* Task statement: Print the data exactly, leaving nothing out.

[Data records]
┄┄┄┄┄┄┄┄┄┄
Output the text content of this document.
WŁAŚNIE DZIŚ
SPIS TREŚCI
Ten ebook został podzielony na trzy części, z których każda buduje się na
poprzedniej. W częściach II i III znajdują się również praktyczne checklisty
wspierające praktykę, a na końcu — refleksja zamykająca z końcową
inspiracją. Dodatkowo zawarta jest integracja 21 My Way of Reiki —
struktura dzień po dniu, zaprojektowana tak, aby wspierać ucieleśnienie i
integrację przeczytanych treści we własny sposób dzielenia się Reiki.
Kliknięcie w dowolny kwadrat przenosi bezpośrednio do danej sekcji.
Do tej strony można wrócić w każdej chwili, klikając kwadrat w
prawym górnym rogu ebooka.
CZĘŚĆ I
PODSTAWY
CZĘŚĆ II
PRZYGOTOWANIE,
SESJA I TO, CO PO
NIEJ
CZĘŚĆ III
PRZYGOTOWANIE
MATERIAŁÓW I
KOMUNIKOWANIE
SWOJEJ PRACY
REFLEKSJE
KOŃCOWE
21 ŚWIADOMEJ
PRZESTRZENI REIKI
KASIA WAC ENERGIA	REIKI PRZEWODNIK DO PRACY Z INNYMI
┄┄┄┄┄┄┄┄┄┄
* Exercise answer:
Output the text content of this document.
WŁAŚNIE DZIŚ
SPIS TREŚCI
Ten ebook został podzielony na trzy części, z których każda buduje się na
poprzedniej. W częściach II i III znajdują się również praktyczne checklisty
wspierające praktykę, a na końcu — refleksja zamykająca z końcową
inspiracją. Dodatkowo zawarta jest integracja 21 My Way of Reiki —
struktura dzień po dniu, zaprojektowana tak, aby wspierać ucieleśnienie i
integrację przeczytanych treści we własny sposób dzielenia się Reiki.
Kliknięcie w dowolny kwadrat przenosi bezpośrednio do danej sekcji.
Do tej strony można wrócić w każdej chwili, klikając kwadrat w
prawym górnym rogu ebooka.
CZĘŚĆ I
PODSTAWY
CZĘŚĆ II
PRZYGOTOWANIE,
SESJA I TO, CO PO
NIEJ
CZĘŚĆ III
PRZYGOTOWANIE
MATERIAŁÓW I
KOMUNIKOWANIE
SWOJEJ PRACY
REFLEKSJE
KOŃCOWE
21 ŚWIADOMEJ
PRZESTRZENI REIKI
KASIA WAC ENERGIA	REIKI PRZEWODNIK DO PRACY Z INNYMI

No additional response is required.